* Start PROVIDED DATA *
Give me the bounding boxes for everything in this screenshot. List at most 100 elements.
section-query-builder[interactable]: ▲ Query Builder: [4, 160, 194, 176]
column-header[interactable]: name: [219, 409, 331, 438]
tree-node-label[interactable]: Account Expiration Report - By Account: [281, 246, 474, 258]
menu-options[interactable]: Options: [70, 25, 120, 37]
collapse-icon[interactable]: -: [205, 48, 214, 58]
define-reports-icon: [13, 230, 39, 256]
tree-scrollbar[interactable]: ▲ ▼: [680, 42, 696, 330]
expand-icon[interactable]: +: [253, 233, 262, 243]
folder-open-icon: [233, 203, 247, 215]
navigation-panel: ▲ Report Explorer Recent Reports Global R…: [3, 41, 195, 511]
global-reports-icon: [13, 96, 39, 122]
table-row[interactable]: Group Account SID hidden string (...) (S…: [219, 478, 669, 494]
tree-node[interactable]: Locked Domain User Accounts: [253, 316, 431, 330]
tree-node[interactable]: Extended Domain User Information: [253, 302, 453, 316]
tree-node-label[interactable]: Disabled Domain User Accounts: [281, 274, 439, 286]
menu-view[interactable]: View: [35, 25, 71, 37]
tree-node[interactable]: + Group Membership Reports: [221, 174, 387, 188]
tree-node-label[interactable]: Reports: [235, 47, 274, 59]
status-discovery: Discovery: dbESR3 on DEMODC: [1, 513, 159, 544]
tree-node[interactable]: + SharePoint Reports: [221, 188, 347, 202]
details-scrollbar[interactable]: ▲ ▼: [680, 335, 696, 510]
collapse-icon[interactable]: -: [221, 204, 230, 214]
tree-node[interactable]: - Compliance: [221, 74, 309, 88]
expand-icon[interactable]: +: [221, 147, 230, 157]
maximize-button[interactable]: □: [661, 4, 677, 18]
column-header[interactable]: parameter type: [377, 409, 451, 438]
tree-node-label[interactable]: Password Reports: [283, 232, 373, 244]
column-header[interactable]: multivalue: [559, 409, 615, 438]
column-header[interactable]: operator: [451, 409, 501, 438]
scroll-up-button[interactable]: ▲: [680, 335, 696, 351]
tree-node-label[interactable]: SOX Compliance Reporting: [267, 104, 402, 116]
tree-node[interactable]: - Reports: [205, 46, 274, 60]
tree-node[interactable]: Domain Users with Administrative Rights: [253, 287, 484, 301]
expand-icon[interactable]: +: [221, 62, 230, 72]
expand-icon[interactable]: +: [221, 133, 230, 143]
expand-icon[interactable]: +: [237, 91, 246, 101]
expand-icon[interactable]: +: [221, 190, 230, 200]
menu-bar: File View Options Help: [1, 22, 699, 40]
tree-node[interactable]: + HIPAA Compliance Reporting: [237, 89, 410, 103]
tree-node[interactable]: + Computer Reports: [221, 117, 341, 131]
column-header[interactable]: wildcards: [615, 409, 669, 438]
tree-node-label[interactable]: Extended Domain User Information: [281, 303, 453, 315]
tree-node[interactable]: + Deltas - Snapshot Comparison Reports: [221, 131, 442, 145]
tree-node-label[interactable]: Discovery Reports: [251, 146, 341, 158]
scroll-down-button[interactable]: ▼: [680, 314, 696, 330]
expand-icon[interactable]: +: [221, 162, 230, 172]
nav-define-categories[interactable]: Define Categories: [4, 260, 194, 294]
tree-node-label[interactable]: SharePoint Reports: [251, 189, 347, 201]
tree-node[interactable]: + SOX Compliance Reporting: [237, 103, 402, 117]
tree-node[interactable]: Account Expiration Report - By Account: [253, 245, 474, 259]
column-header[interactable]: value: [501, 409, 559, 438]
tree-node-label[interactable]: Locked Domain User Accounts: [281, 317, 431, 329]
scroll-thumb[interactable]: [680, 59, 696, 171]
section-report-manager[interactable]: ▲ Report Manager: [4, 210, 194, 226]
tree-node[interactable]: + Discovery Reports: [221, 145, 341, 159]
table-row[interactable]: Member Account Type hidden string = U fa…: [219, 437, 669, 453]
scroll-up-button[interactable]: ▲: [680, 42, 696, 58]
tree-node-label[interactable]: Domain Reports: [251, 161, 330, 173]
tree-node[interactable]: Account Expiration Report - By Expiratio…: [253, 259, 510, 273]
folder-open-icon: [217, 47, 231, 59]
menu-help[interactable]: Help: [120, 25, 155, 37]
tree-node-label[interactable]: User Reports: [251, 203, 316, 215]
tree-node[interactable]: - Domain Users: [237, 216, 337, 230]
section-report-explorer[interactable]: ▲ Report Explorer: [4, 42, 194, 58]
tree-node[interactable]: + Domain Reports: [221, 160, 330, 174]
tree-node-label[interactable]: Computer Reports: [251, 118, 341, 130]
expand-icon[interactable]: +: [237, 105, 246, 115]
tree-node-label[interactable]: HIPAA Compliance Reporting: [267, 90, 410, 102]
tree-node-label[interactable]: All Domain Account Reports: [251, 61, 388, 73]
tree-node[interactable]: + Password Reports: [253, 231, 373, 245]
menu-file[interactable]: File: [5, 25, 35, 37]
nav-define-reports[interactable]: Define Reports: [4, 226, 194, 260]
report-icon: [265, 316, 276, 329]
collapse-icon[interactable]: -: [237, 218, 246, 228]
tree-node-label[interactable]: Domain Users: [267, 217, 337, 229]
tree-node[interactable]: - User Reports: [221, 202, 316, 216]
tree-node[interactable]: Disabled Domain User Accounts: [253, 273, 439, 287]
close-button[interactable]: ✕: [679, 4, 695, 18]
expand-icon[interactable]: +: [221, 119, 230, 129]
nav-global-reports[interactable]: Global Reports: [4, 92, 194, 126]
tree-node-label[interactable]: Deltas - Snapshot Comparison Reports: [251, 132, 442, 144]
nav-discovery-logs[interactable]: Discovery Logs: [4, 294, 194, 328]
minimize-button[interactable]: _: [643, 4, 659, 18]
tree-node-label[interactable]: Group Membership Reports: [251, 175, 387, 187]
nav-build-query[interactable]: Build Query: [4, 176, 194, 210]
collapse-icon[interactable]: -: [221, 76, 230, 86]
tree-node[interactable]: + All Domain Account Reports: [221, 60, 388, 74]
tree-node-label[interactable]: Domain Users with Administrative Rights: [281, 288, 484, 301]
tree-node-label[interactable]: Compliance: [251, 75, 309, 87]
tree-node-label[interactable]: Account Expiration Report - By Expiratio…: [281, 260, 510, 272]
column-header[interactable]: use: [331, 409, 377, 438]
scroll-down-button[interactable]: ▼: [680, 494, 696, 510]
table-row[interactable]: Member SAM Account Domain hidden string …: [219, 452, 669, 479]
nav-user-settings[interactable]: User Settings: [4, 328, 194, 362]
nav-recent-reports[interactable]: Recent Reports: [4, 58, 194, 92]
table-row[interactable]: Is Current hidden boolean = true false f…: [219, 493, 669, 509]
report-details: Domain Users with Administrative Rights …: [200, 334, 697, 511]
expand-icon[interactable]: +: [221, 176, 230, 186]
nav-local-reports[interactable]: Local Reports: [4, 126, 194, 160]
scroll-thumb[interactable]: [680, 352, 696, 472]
* End PROVIDED DATA *
> [WRITTEN PROBLEM]:
Output the lines as a numbered list, starting with the very first line and ending with the line that contains "global-reports-icon: [13, 96, 39, 122]", both included. Leave out any blank lines.

> [COMPLETE ANSWER]:
1. Give me the bounding boxes for everything in this screenshot. List at most 100 elements.
2. section-query-builder[interactable]: ▲ Query Builder: [4, 160, 194, 176]
3. column-header[interactable]: name: [219, 409, 331, 438]
4. tree-node-label[interactable]: Account Expiration Report - By Account: [281, 246, 474, 258]
5. menu-options[interactable]: Options: [70, 25, 120, 37]
6. collapse-icon[interactable]: -: [205, 48, 214, 58]
7. define-reports-icon: [13, 230, 39, 256]
8. tree-scrollbar[interactable]: ▲ ▼: [680, 42, 696, 330]
9. expand-icon[interactable]: +: [253, 233, 262, 243]
10. folder-open-icon: [233, 203, 247, 215]
11. navigation-panel: ▲ Report Explorer Recent Reports Global R…: [3, 41, 195, 511]
12. global-reports-icon: [13, 96, 39, 122]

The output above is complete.